**EXERCISE BRIEF:**
Repeat, without any change, the entries presented below.

**Dataset excerpt:**
*****

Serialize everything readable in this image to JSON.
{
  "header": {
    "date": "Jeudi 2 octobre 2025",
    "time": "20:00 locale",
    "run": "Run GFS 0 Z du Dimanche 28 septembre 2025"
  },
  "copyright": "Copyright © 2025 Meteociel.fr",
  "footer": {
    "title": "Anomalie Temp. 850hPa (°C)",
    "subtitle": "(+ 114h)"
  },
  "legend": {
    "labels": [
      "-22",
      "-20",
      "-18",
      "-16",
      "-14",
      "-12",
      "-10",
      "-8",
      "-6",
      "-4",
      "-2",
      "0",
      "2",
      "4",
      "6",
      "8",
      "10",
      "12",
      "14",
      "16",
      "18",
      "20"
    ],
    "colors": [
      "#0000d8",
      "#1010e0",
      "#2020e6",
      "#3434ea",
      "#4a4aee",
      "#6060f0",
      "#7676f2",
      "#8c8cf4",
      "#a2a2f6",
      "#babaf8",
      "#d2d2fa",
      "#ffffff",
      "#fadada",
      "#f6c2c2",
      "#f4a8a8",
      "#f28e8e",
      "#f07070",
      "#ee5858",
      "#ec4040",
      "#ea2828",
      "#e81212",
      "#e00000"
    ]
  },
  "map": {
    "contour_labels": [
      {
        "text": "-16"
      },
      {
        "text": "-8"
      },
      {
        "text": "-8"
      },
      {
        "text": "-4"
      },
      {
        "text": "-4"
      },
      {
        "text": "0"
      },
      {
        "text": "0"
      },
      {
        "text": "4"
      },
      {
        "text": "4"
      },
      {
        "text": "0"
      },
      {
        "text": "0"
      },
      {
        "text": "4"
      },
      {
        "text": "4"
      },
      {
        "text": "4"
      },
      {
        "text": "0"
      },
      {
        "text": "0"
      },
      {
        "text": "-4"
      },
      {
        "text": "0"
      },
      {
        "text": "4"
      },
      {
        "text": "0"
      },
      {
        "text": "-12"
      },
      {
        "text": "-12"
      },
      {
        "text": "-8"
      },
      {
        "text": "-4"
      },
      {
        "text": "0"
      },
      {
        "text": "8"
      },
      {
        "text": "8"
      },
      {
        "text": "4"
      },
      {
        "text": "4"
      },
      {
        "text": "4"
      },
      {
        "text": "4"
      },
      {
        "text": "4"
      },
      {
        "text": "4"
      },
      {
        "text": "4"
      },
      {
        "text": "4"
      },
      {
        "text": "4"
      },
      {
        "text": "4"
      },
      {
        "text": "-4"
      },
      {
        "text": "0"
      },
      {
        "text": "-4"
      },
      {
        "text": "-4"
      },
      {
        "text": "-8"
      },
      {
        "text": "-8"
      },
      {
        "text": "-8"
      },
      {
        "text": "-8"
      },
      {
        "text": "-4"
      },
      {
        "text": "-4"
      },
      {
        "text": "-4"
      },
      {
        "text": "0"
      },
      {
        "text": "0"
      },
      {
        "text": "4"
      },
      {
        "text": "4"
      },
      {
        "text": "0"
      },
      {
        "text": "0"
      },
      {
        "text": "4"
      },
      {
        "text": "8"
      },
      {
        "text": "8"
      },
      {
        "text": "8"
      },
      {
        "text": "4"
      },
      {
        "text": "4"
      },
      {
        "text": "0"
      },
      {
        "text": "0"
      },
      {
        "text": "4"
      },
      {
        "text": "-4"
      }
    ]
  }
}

*****

**EXERCISE RESPONSE:**
Serialize everything readable in this image to JSON.
{
  "header": {
    "date": "Jeudi 2 octobre 2025",
    "time": "20:00 locale",
    "run": "Run GFS 0 Z du Dimanche 28 septembre 2025"
  },
  "copyright": "Copyright © 2025 Meteociel.fr",
  "footer": {
    "title": "Anomalie Temp. 850hPa (°C)",
    "subtitle": "(+ 114h)"
  },
  "legend": {
    "labels": [
      "-22",
      "-20",
      "-18",
      "-16",
      "-14",
      "-12",
      "-10",
      "-8",
      "-6",
      "-4",
      "-2",
      "0",
      "2",
      "4",
      "6",
      "8",
      "10",
      "12",
      "14",
      "16",
      "18",
      "20"
    ],
    "colors": [
      "#0000d8",
      "#1010e0",
      "#2020e6",
      "#3434ea",
      "#4a4aee",
      "#6060f0",
      "#7676f2",
      "#8c8cf4",
      "#a2a2f6",
      "#babaf8",
      "#d2d2fa",
      "#ffffff",
      "#fadada",
      "#f6c2c2",
      "#f4a8a8",
      "#f28e8e",
      "#f07070",
      "#ee5858",
      "#ec4040",
      "#ea2828",
      "#e81212",
      "#e00000"
    ]
  },
  "map": {
    "contour_labels": [
      {
        "text": "-16"
      },
      {
        "text": "-8"
      },
      {
        "text": "-8"
      },
      {
        "text": "-4"
      },
      {
        "text": "-4"
      },
      {
        "text": "0"
      },
      {
        "text": "0"
      },
      {
        "text": "4"
      },
      {
        "text": "4"
      },
      {
        "text": "0"
      },
      {
        "text": "0"
      },
      {
        "text": "4"
      },
      {
        "text": "4"
      },
      {
        "text": "4"
      },
      {
        "text": "0"
      },
      {
        "text": "0"
      },
      {
        "text": "-4"
      },
      {
        "text": "0"
      },
      {
        "text": "4"
      },
      {
        "text": "0"
      },
      {
        "text": "-12"
      },
      {
        "text": "-12"
      },
      {
        "text": "-8"
      },
      {
        "text": "-4"
      },
      {
        "text": "0"
      },
      {
        "text": "8"
      },
      {
        "text": "8"
      },
      {
        "text": "4"
      },
      {
        "text": "4"
      },
      {
        "text": "4"
      },
      {
        "text": "4"
      },
      {
        "text": "4"
      },
      {
        "text": "4"
      },
      {
        "text": "4"
      },
      {
        "text": "4"
      },
      {
        "text": "4"
      },
      {
        "text": "4"
      },
      {
        "text": "-4"
      },
      {
        "text": "0"
      },
      {
        "text": "-4"
      },
      {
        "text": "-4"
      },
      {
        "text": "-8"
      },
      {
        "text": "-8"
      },
      {
        "text": "-8"
      },
      {
        "text": "-8"
      },
      {
        "text": "-4"
      },
      {
        "text": "-4"
      },
      {
        "text": "-4"
      },
      {
        "text": "0"
      },
      {
        "text": "0"
      },
      {
        "text": "4"
      },
      {
        "text": "4"
      },
      {
        "text": "0"
      },
      {
        "text": "0"
      },
      {
        "text": "4"
      },
      {
        "text": "8"
      },
      {
        "text": "8"
      },
      {
        "text": "8"
      },
      {
        "text": "4"
      },
      {
        "text": "4"
      },
      {
        "text": "0"
      },
      {
        "text": "0"
      },
      {
        "text": "4"
      },
      {
        "text": "-4"
      }
    ]
  }
}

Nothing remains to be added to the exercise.